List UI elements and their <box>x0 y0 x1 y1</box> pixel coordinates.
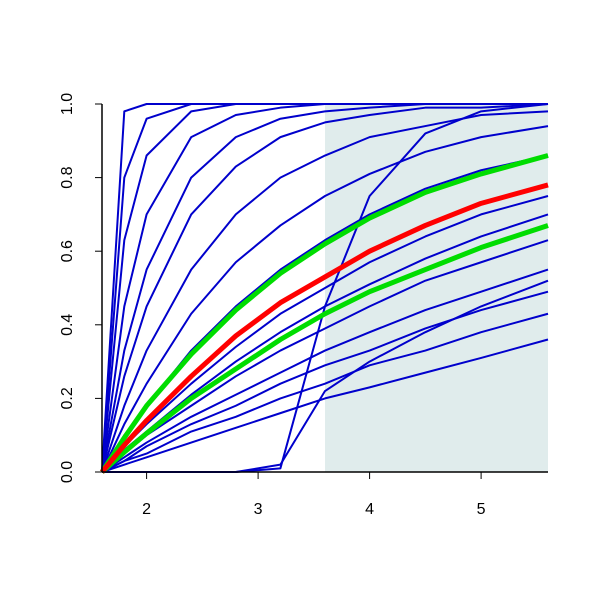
series-line <box>101 290 549 473</box>
series-line <box>101 103 548 473</box>
series-line <box>101 103 549 473</box>
series-line <box>101 110 549 473</box>
y-tick-label: 0.8 <box>59 166 76 188</box>
x-tick-label: 5 <box>477 501 486 518</box>
y-tick-label: 0.6 <box>59 240 76 262</box>
series-line <box>101 312 549 473</box>
y-tick-label: 0.4 <box>59 314 76 336</box>
series-line <box>101 268 549 473</box>
x-tick-label: 4 <box>365 501 374 518</box>
x-tick-label: 2 <box>142 501 151 518</box>
series-line <box>101 338 549 473</box>
series-line <box>100 223 549 474</box>
y-tick-label: 0.2 <box>59 387 76 409</box>
y-tick-label: 0.0 <box>59 461 76 483</box>
series-line <box>101 125 549 473</box>
shaded-region <box>325 104 548 472</box>
x-tick-label: 3 <box>254 501 263 518</box>
series-line <box>100 182 549 474</box>
y-tick-label: 1.0 <box>59 93 76 115</box>
series-line <box>99 153 549 474</box>
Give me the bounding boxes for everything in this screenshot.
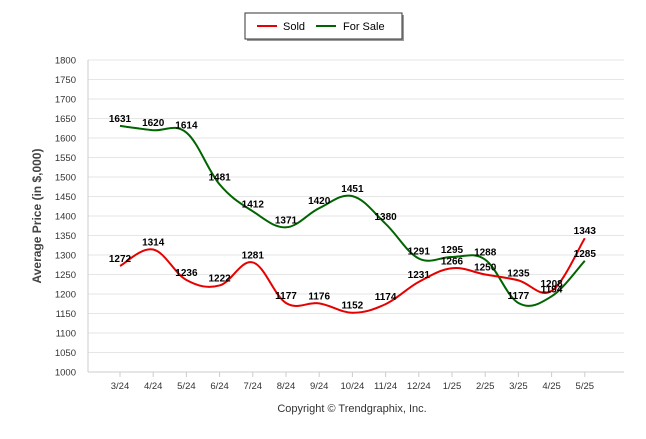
y-tick-label: 1400 [55,212,76,223]
data-label-for-sale: 1451 [341,184,364,195]
x-tick-label: 4/25 [542,381,561,392]
y-tick-label: 1150 [56,309,76,320]
copyright-footer: Copyright © Trendgraphix, Inc. [277,403,426,415]
data-label-sold: 1222 [208,273,231,284]
x-tick-label: 2/25 [476,381,495,392]
y-tick-label: 1350 [55,231,76,242]
y-tick-label: 1050 [55,348,76,359]
y-tick-label: 1000 [55,368,76,379]
y-tick-label: 1100 [56,329,76,340]
x-tick-label: 3/25 [509,381,528,392]
data-label-sold: 1314 [142,238,165,249]
data-label-for-sale: 1177 [508,291,530,302]
x-tick-label: 8/24 [277,381,296,392]
x-tick-label: 11/24 [374,381,397,392]
data-label-sold: 1343 [574,226,597,237]
x-tick-label: 10/24 [341,381,365,392]
series-line-sold [119,237,586,314]
data-label-sold: 1152 [342,301,364,312]
data-label-sold: 1266 [441,256,464,267]
data-label-sold: 1177 [275,291,297,302]
y-axis-label: Average Price (in $,000) [30,149,44,284]
data-label-sold: 1236 [175,268,198,279]
data-label-sold: 1176 [308,291,330,302]
legend-label-for-sale: For Sale [343,21,385,33]
y-tick-label: 1750 [55,75,76,86]
x-tick-label: 5/24 [177,381,196,392]
data-label-sold: 1208 [540,279,563,290]
y-tick-label: 1550 [55,153,76,164]
y-tick-label: 1600 [55,134,76,145]
y-tick-label: 1450 [55,192,76,203]
data-label-for-sale: 1481 [208,172,231,183]
legend: Sold For Sale [244,12,404,41]
data-label-for-sale: 1371 [275,215,298,226]
x-tick-label: 4/24 [144,381,163,392]
data-label-for-sale: 1620 [142,118,165,129]
x-tick-label: 6/24 [210,381,229,392]
y-tick-label: 1650 [55,114,76,125]
x-tick-label: 12/24 [407,381,431,392]
data-label-for-sale: 1420 [308,196,331,207]
data-label-sold: 1272 [109,254,132,265]
data-label-sold: 1235 [507,268,530,279]
data-label-sold: 1281 [242,250,265,261]
data-label-for-sale: 1631 [109,114,132,125]
data-label-for-sale: 1380 [374,212,397,223]
series-lines [119,124,586,314]
data-label-for-sale: 1285 [574,249,597,260]
data-labels: 1631 1620 1614 1481 1412 1371 1420 1451 1380 1291… [109,114,596,312]
data-label-for-sale: 1291 [408,247,431,258]
data-label-sold: 1231 [408,270,431,281]
x-tick-label: 9/24 [310,381,329,392]
legend-label-sold: Sold [283,21,305,33]
data-label-for-sale: 1412 [242,199,265,210]
data-label-for-sale: 1614 [175,121,198,132]
data-label-for-sale: 1295 [441,245,464,256]
data-label-sold: 1174 [375,292,397,303]
y-tick-label: 1200 [55,290,76,301]
y-tick-label: 1800 [55,56,76,67]
data-label-for-sale: 1288 [474,248,497,259]
grid [88,59,624,373]
series-line-for-sale [119,124,586,307]
y-tick-label: 1500 [55,173,76,184]
data-label-sold: 1250 [474,263,497,274]
y-tick-label: 1700 [55,95,76,106]
data-label-for-sale: 1194 [541,284,563,295]
y-tick-label: 1250 [55,270,76,281]
x-tick-label: 3/24 [111,381,130,392]
x-tick-label: 1/25 [443,381,462,392]
x-tick-label: 5/25 [576,381,595,392]
y-tick-label: 1300 [55,251,76,262]
x-tick-label: 7/24 [244,381,263,392]
axes: 1000 1050 1100 1150 1200 1250 1300 1350 1400 1450… [55,56,624,392]
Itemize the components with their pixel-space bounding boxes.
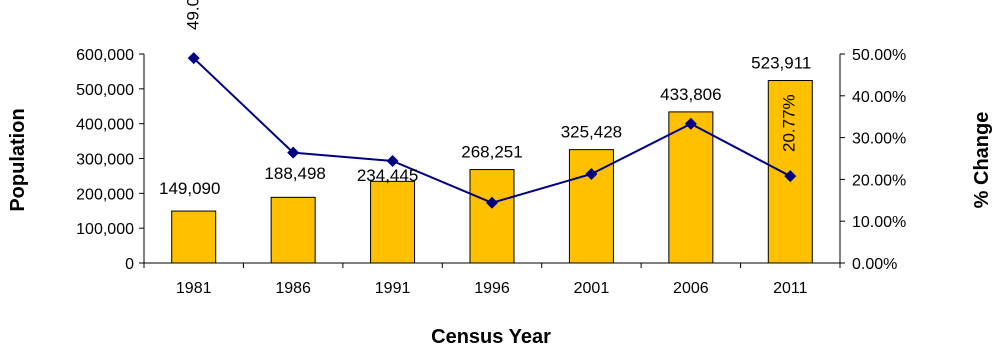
x-tick-label: 2001 bbox=[574, 280, 610, 297]
bar-value-label: 188,498 bbox=[264, 164, 325, 183]
bar-value-label: 325,428 bbox=[561, 123, 622, 142]
x-axis-title: Census Year bbox=[431, 326, 551, 346]
bar-1996 bbox=[469, 169, 515, 264]
y-tick-label: 0 bbox=[125, 256, 134, 273]
bar-1986 bbox=[270, 196, 316, 264]
x-tick-label: 1996 bbox=[474, 280, 510, 297]
y2-tick-label: 20.00% bbox=[852, 172, 906, 189]
bar-1981 bbox=[171, 210, 217, 264]
point-1981 bbox=[187, 52, 200, 65]
bar-1991 bbox=[370, 180, 416, 264]
y2-tick-label: 50.00% bbox=[852, 47, 906, 64]
x-tick-label: 2011 bbox=[773, 280, 808, 297]
point-1996 bbox=[486, 196, 498, 209]
y2-tick-label: 30.00% bbox=[852, 131, 906, 148]
y-axis-title: Population bbox=[7, 108, 29, 211]
y2-tick-label: 0.00% bbox=[852, 256, 897, 273]
x-tick-label: 2006 bbox=[673, 280, 709, 297]
y2-tick-label: 10.00% bbox=[852, 214, 906, 231]
y-tick-label: 300,000 bbox=[76, 152, 134, 169]
bar-value-label: 149,090 bbox=[159, 179, 220, 198]
axes: 0 100,000 200,000 300,000 400,000 500,000 600,… bbox=[76, 47, 906, 297]
y2-axis-title: % Change bbox=[971, 112, 992, 209]
x-tick-label: 1981 bbox=[176, 280, 212, 297]
bar-value-label: 523,911 bbox=[751, 54, 811, 73]
y-tick-label: 200,000 bbox=[76, 186, 134, 203]
data-labels: 149,090 188,498 234,445 268,251 325,428 433,8… bbox=[159, 0, 811, 198]
y-tick-label: 400,000 bbox=[76, 117, 134, 134]
point-1991 bbox=[386, 155, 399, 168]
bar-value-label: 433,806 bbox=[660, 85, 721, 104]
point-2006 bbox=[684, 117, 697, 130]
bars bbox=[171, 80, 813, 264]
bar-2006 bbox=[668, 111, 714, 264]
percent-label-1981: 49.0 bbox=[184, 0, 203, 30]
x-tick-label: 1991 bbox=[375, 280, 411, 297]
point-2011 bbox=[784, 170, 797, 183]
x-tick-label: 1986 bbox=[275, 280, 311, 297]
y-tick-label: 500,000 bbox=[76, 82, 134, 99]
bar-value-label: 268,251 bbox=[461, 143, 522, 162]
y-tick-label: 100,000 bbox=[76, 221, 134, 238]
point-1986 bbox=[287, 146, 300, 159]
y2-tick-label: 40.00% bbox=[852, 89, 906, 106]
percent-change-line bbox=[187, 52, 797, 209]
point-2001 bbox=[585, 167, 598, 180]
y-tick-label: 600,000 bbox=[76, 47, 134, 64]
bar-value-label: 234,445 bbox=[357, 166, 418, 185]
percent-label-2011: 20.77% bbox=[779, 94, 798, 152]
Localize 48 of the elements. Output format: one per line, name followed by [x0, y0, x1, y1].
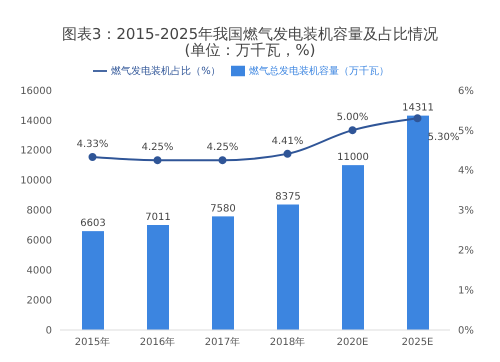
x-tick-label: 2017年 [204, 336, 240, 348]
data-label: 4.33% [76, 138, 108, 150]
point [414, 114, 422, 122]
y2-tick-label: 2% [458, 246, 474, 257]
data-label: 6603 [80, 218, 106, 230]
x-tick-label: 2018年 [270, 336, 306, 348]
x-tick-label: 2016年 [140, 336, 176, 348]
data-label: 4.25% [206, 142, 238, 154]
y-tick-label: 12000 [20, 146, 52, 157]
y2-tick-label: 5% [458, 126, 474, 137]
x-tick-label: 2020E [336, 337, 368, 348]
legend-label: 燃气总发电装机容量（万千瓦） [248, 66, 389, 77]
point [284, 150, 292, 158]
y2-tick-label: 0% [458, 326, 474, 337]
y2-tick-label: 6% [458, 86, 474, 97]
point [88, 152, 96, 161]
chart-title: 图表3：2015-2025年我国燃气发电装机容量及占比情况(单位：万千瓦，%) [60, 24, 440, 59]
point [218, 156, 226, 164]
y-tick-label: 4000 [26, 266, 52, 277]
bar [82, 231, 104, 330]
y-tick-label: 0 [46, 326, 52, 337]
bar [147, 224, 169, 330]
y-tick-label: 2000 [26, 296, 52, 307]
y-tick-label: 16000 [20, 86, 52, 97]
legend-label: 燃气发电装机占比（%） [111, 66, 221, 77]
data-label: 7011 [145, 212, 171, 223]
bar [342, 165, 364, 330]
data-label: 7580 [210, 203, 236, 214]
point [348, 126, 356, 134]
y-tick-label: 14000 [20, 116, 52, 127]
data-label: 5.00% [336, 112, 368, 124]
y-tick-label: 10000 [20, 176, 52, 187]
data-label: 4.25% [142, 142, 174, 154]
data-label: 8375 [275, 192, 301, 203]
bar [407, 116, 429, 330]
y-tick-label: 8000 [26, 206, 52, 217]
y2-tick-label: 1% [458, 286, 474, 297]
y-tick-label: 6000 [26, 236, 52, 247]
data-label: 4.41% [272, 136, 304, 147]
point [154, 156, 162, 164]
bar [212, 216, 234, 330]
y2-tick-label: 4% [458, 166, 474, 177]
data-label: 11000 [337, 152, 369, 164]
data-label: 14311 [402, 102, 434, 114]
y2-tick-label: 3% [458, 206, 474, 217]
x-tick-label: 2025E [402, 337, 434, 348]
bar [277, 204, 299, 330]
x-tick-label: 2015年 [74, 336, 110, 348]
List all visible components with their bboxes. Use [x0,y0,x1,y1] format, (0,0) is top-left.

——

(What to work on): Reproduce the entries above verbatim, from the line with "x-tick-label: 2001 bbox=[574, 280, 610, 297]" to the line with "point-2011 bbox=[784, 170, 797, 183]", including both of those lines.

(Expected answer):
x-tick-label: 2001 bbox=[574, 280, 610, 297]
bar-value-label: 188,498 bbox=[264, 164, 325, 183]
bar-value-label: 325,428 bbox=[561, 123, 622, 142]
x-axis-title: Census Year bbox=[431, 326, 551, 346]
bar-1996 bbox=[469, 169, 515, 264]
y-tick-label: 0 bbox=[125, 256, 134, 273]
bar-1986 bbox=[270, 196, 316, 264]
x-tick-label: 1996 bbox=[474, 280, 510, 297]
y2-tick-label: 20.00% bbox=[852, 172, 906, 189]
bar-1981 bbox=[171, 210, 217, 264]
point-1981 bbox=[187, 52, 200, 65]
bar-1991 bbox=[370, 180, 416, 264]
y2-tick-label: 50.00% bbox=[852, 47, 906, 64]
x-tick-label: 2011 bbox=[773, 280, 808, 297]
point-1996 bbox=[486, 196, 498, 209]
y2-tick-label: 30.00% bbox=[852, 131, 906, 148]
y-axis-title: Population bbox=[7, 108, 29, 211]
y2-tick-label: 0.00% bbox=[852, 256, 897, 273]
x-tick-label: 2006 bbox=[673, 280, 709, 297]
y2-tick-label: 10.00% bbox=[852, 214, 906, 231]
y-tick-label: 300,000 bbox=[76, 152, 134, 169]
bar-value-label: 149,090 bbox=[159, 179, 220, 198]
axes: 0 100,000 200,000 300,000 400,000 500,000 600,… bbox=[76, 47, 906, 297]
y2-axis-title: % Change bbox=[971, 112, 992, 209]
x-tick-label: 1981 bbox=[176, 280, 212, 297]
bar-value-label: 523,911 bbox=[751, 54, 811, 73]
y-tick-label: 200,000 bbox=[76, 186, 134, 203]
data-labels: 149,090 188,498 234,445 268,251 325,428 433,8… bbox=[159, 0, 811, 198]
y-tick-label: 400,000 bbox=[76, 117, 134, 134]
point-1991 bbox=[386, 155, 399, 168]
bar-value-label: 433,806 bbox=[660, 85, 721, 104]
point-2006 bbox=[684, 117, 697, 130]
bars bbox=[171, 80, 813, 264]
bar-2006 bbox=[668, 111, 714, 264]
percent-label-1981: 49.0 bbox=[184, 0, 203, 30]
x-tick-label: 1991 bbox=[375, 280, 411, 297]
point-2011 bbox=[784, 170, 797, 183]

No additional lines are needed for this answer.